◆ Input material
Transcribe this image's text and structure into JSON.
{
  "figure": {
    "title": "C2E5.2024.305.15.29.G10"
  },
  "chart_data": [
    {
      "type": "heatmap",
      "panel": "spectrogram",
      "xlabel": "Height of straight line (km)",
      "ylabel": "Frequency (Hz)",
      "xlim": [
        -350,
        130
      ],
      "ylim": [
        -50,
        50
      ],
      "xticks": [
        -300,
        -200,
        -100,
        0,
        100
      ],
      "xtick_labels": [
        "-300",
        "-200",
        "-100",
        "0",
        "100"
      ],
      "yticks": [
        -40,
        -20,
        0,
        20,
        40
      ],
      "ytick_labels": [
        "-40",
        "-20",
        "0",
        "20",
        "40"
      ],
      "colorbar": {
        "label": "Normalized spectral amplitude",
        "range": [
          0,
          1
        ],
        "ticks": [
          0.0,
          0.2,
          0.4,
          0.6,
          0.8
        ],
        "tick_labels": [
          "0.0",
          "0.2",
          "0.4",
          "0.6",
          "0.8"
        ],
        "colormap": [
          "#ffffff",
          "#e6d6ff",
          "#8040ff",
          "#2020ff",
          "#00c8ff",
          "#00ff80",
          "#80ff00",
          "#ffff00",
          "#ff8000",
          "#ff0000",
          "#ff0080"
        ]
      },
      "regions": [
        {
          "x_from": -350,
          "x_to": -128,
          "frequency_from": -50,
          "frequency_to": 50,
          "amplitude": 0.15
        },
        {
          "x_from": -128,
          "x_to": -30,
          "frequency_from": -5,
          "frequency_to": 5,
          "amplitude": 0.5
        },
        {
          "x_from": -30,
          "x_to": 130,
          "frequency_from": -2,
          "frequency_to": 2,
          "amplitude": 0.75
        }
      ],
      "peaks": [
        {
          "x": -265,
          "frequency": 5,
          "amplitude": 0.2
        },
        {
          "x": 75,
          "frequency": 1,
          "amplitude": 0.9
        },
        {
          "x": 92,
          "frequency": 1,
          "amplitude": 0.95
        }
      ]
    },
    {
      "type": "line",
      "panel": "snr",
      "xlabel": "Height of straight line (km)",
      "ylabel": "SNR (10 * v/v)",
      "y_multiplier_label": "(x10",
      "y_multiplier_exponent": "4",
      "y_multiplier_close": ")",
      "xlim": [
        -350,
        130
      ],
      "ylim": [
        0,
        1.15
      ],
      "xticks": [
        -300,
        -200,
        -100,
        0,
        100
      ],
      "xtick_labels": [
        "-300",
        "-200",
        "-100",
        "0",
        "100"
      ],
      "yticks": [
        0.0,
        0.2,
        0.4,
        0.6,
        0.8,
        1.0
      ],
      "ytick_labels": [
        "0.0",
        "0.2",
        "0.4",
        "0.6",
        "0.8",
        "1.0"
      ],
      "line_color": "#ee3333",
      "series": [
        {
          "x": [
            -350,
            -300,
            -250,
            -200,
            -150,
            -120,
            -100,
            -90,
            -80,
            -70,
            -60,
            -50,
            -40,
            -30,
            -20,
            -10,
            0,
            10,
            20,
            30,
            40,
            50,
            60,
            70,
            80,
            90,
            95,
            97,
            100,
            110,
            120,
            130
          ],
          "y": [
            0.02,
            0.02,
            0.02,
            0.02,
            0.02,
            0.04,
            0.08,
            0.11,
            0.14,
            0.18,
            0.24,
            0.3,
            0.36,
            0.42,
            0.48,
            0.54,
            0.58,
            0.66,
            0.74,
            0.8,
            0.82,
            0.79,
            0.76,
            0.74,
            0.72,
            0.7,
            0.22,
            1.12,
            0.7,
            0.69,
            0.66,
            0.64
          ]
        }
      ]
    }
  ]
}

◆ Required work
Quote all of the entries verbatim.

◆ Answer
Transcribe this image's text and structure into JSON.
{
  "figure": {
    "title": "C2E5.2024.305.15.29.G10"
  },
  "chart_data": [
    {
      "type": "heatmap",
      "panel": "spectrogram",
      "xlabel": "Height of straight line (km)",
      "ylabel": "Frequency (Hz)",
      "xlim": [
        -350,
        130
      ],
      "ylim": [
        -50,
        50
      ],
      "xticks": [
        -300,
        -200,
        -100,
        0,
        100
      ],
      "xtick_labels": [
        "-300",
        "-200",
        "-100",
        "0",
        "100"
      ],
      "yticks": [
        -40,
        -20,
        0,
        20,
        40
      ],
      "ytick_labels": [
        "-40",
        "-20",
        "0",
        "20",
        "40"
      ],
      "colorbar": {
        "label": "Normalized spectral amplitude",
        "range": [
          0,
          1
        ],
        "ticks": [
          0.0,
          0.2,
          0.4,
          0.6,
          0.8
        ],
        "tick_labels": [
          "0.0",
          "0.2",
          "0.4",
          "0.6",
          "0.8"
        ],
        "colormap": [
          "#ffffff",
          "#e6d6ff",
          "#8040ff",
          "#2020ff",
          "#00c8ff",
          "#00ff80",
          "#80ff00",
          "#ffff00",
          "#ff8000",
          "#ff0000",
          "#ff0080"
        ]
      },
      "regions": [
        {
          "x_from": -350,
          "x_to": -128,
          "frequency_from": -50,
          "frequency_to": 50,
          "amplitude": 0.15
        },
        {
          "x_from": -128,
          "x_to": -30,
          "frequency_from": -5,
          "frequency_to": 5,
          "amplitude": 0.5
        },
        {
          "x_from": -30,
          "x_to": 130,
          "frequency_from": -2,
          "frequency_to": 2,
          "amplitude": 0.75
        }
      ],
      "peaks": [
        {
          "x": -265,
          "frequency": 5,
          "amplitude": 0.2
        },
        {
          "x": 75,
          "frequency": 1,
          "amplitude": 0.9
        },
        {
          "x": 92,
          "frequency": 1,
          "amplitude": 0.95
        }
      ]
    },
    {
      "type": "line",
      "panel": "snr",
      "xlabel": "Height of straight line (km)",
      "ylabel": "SNR (10 * v/v)",
      "y_multiplier_label": "(x10",
      "y_multiplier_exponent": "4",
      "y_multiplier_close": ")",
      "xlim": [
        -350,
        130
      ],
      "ylim": [
        0,
        1.15
      ],
      "xticks": [
        -300,
        -200,
        -100,
        0,
        100
      ],
      "xtick_labels": [
        "-300",
        "-200",
        "-100",
        "0",
        "100"
      ],
      "yticks": [
        0.0,
        0.2,
        0.4,
        0.6,
        0.8,
        1.0
      ],
      "ytick_labels": [
        "0.0",
        "0.2",
        "0.4",
        "0.6",
        "0.8",
        "1.0"
      ],
      "line_color": "#ee3333",
      "series": [
        {
          "x": [
            -350,
            -300,
            -250,
            -200,
            -150,
            -120,
            -100,
            -90,
            -80,
            -70,
            -60,
            -50,
            -40,
            -30,
            -20,
            -10,
            0,
            10,
            20,
            30,
            40,
            50,
            60,
            70,
            80,
            90,
            95,
            97,
            100,
            110,
            120,
            130
          ],
          "y": [
            0.02,
            0.02,
            0.02,
            0.02,
            0.02,
            0.04,
            0.08,
            0.11,
            0.14,
            0.18,
            0.24,
            0.3,
            0.36,
            0.42,
            0.48,
            0.54,
            0.58,
            0.66,
            0.74,
            0.8,
            0.82,
            0.79,
            0.76,
            0.74,
            0.72,
            0.7,
            0.22,
            1.12,
            0.7,
            0.69,
            0.66,
            0.64
          ]
        }
      ]
    }
  ]
}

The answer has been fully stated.